Records:
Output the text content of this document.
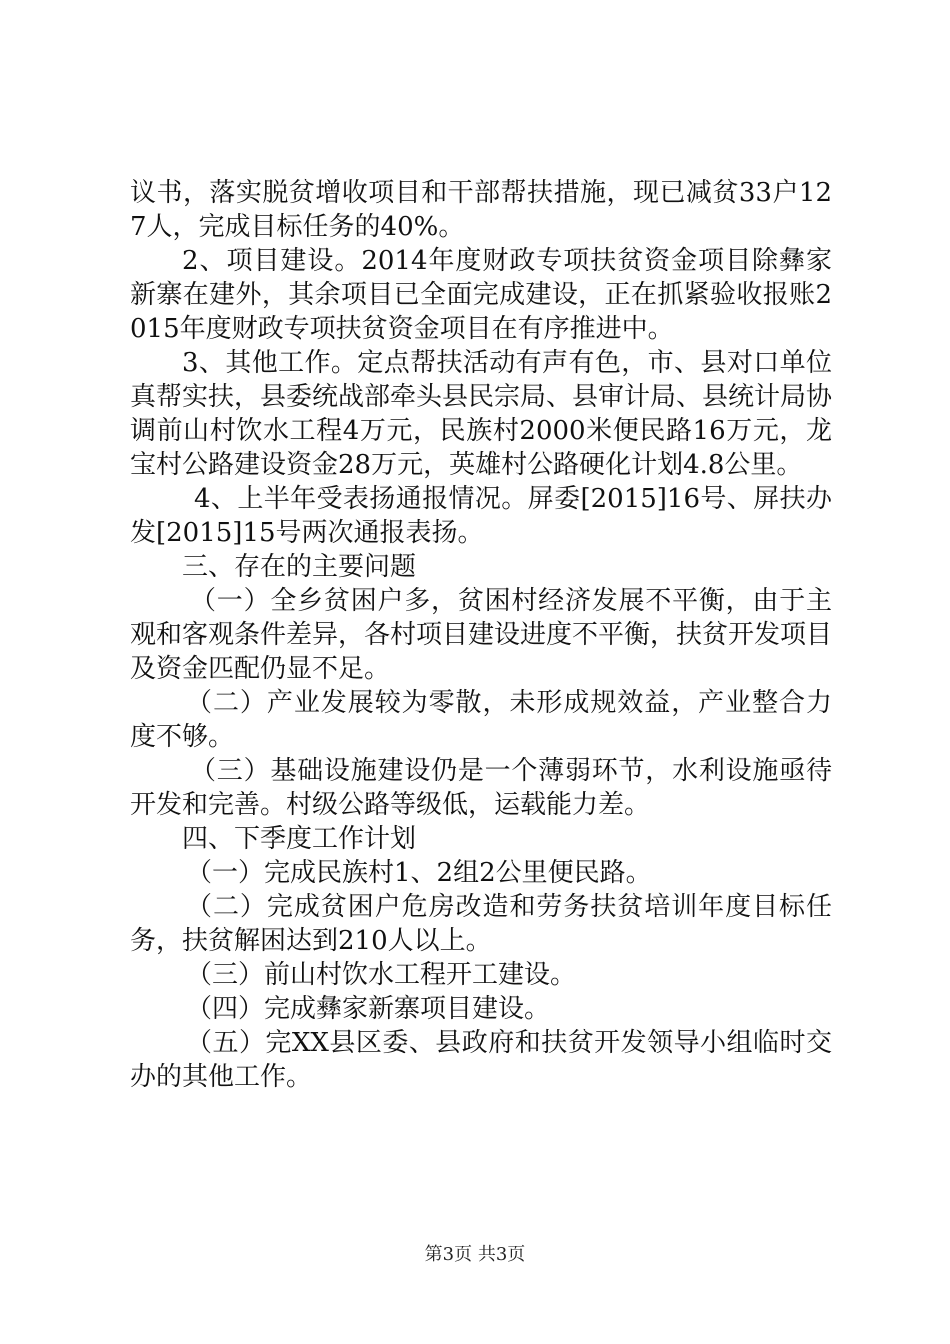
议书，落实脱贫增收项目和干部帮扶措施，现已减贫33户127人，完成目标任务的40%。

2、项目建设。2014年度财政专项扶贫资金项目除彝家新寨在建外，其余项目已全面完成建设，正在抓紧验收报账2015年度财政专项扶贫资金项目在有序推进中。

3、其他工作。定点帮扶活动有声有色，市、县对口单位真帮实扶，县委统战部牵头县民宗局、县审计局、县统计局协调前山村饮水工程4万元，民族村2000米便民路16万元，龙宝村公路建设资金28万元，英雄村公路硬化计划4.8公里。

4、上半年受表扬通报情况。屏委[2015]16号、屏扶办发[2015]15号两次通报表扬。

三、存在的主要问题

（一）全乡贫困户多，贫困村经济发展不平衡，由于主观和客观条件差异，各村项目建设进度不平衡，扶贫开发项目及资金匹配仍显不足。

（二）产业发展较为零散，未形成规效益，产业整合力度不够。

（三）基础设施建设仍是一个薄弱环节，水利设施亟待开发和完善。村级公路等级低，运载能力差。

四、下季度工作计划

（一）完成民族村1、2组2公里便民路。

（二）完成贫困户危房改造和劳务扶贫培训年度目标任务，扶贫解困达到210人以上。

（三）前山村饮水工程开工建设。

（四）完成彝家新寨项目建设。

（五）完XX县区委、县政府和扶贫开发领导小组临时交办的其他工作。

第3页 共3页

__Task objective__:
Return each line of the data, keeping its wording exact and omitting pictures.

__Solution to this problem__:
Output the text content of this document.
议书，落实脱贫增收项目和干部帮扶措施，现已减贫33户127人，完成目标任务的40%。

2、项目建设。2014年度财政专项扶贫资金项目除彝家新寨在建外，其余项目已全面完成建设，正在抓紧验收报账2015年度财政专项扶贫资金项目在有序推进中。

3、其他工作。定点帮扶活动有声有色，市、县对口单位真帮实扶，县委统战部牵头县民宗局、县审计局、县统计局协调前山村饮水工程4万元，民族村2000米便民路16万元，龙宝村公路建设资金28万元，英雄村公路硬化计划4.8公里。

4、上半年受表扬通报情况。屏委[2015]16号、屏扶办发[2015]15号两次通报表扬。

三、存在的主要问题

（一）全乡贫困户多，贫困村经济发展不平衡，由于主观和客观条件差异，各村项目建设进度不平衡，扶贫开发项目及资金匹配仍显不足。

（二）产业发展较为零散，未形成规效益，产业整合力度不够。

（三）基础设施建设仍是一个薄弱环节，水利设施亟待开发和完善。村级公路等级低，运载能力差。

四、下季度工作计划

（一）完成民族村1、2组2公里便民路。

（二）完成贫困户危房改造和劳务扶贫培训年度目标任务，扶贫解困达到210人以上。

（三）前山村饮水工程开工建设。

（四）完成彝家新寨项目建设。

（五）完XX县区委、县政府和扶贫开发领导小组临时交办的其他工作。

第3页 共3页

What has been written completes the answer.